### Aufgaben:
1. Fasse im Textauszug über Zoltán Balog den Absatz, der mit „Monatelang habe die ungarische Regierung“ beginnt, knapper zusammen. Die wesentlichen Fakten sollen erhalten bleiben.
2. Liefere die Fortsetzung des Textauszugs über Zoltán Balog. Sie soll direkt nach dem letzten Satz einsetzen.

Monatelang habe die ungarische Regierung in Brüssel die Alarmglocke geschlagen und vor einem Flüchtlingsstrom über die serbisch-ungarische Grenze gewarnt, sagte der ungarische Sozialminister, Zoltán Balog, im DLF - "vergeblich". Deshalb sei man schließlich gezwungen gewesen, einseitig zu handeln und "diesen illegalen Strom aufzuhalten".

Zoltán Balog im Gespräch mit Doris Simon | 26.08.2015
    Der ungarische Sozialminister Zoltán Balog gestikuliert während einer Rede.
    Der ungarische Sozialminister Zoltán Balog. (Imago / Gerhard Leber)

### Bereitgestellte Daten:
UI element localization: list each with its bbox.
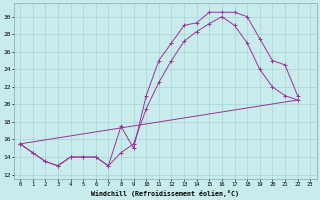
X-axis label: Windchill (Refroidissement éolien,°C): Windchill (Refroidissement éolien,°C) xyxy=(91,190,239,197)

### Antworten:
1. Laut dem ungarischen Sozialminister Zoltán Balog (im DLF) warnte Ungarns Regierung in Brüssel monatelang vergeblich vor einem Flüchtlingsstrom über die serbisch-ungarische Grenze. Deshalb habe man schließlich einseitig handeln müssen, um „diesen illegalen Strom aufzuhalten“.

2.
    Balog betonte, dass es sich um eine "provisorische Sperre" handele, um zu kontrollieren, wer ins Land komme und aus welchen Gründen - schon um der inneren Sicherheit willen. Andere EU-Länder hätten die Flüchtlinge einfach nach Ungarn durchgelassen, ohne sie zu registrieren. Balog betonte, dass Ungarn grundsätzlich bereit sei, Asylbewerber aufzunehmen. "Wir bauen schon Flüchtlingslager. Aber das muss im Einvernehmen mit den Kommunen geschehen."

    Das Interview in voller Länge:
    Doris Simon: Tausende Menschen auf der Flucht, ohne Essen, Trinken, Dach über dem Kopf - das haben viele Ungarn schon einmal erlebt: vor 26 Jahren, als Ostdeutsche Versuchten, über Ungarn in die Bundesrepublik zu fliehen. Ein viertel Jahrhundert später sind es wieder Flüchtlinge, die nach Ungarn kommen, 140.000 in diesem Jahr bereits, und auch sie wollen nicht dort bleiben, sondern weiter nach Norden, unter anderem nach Deutschland.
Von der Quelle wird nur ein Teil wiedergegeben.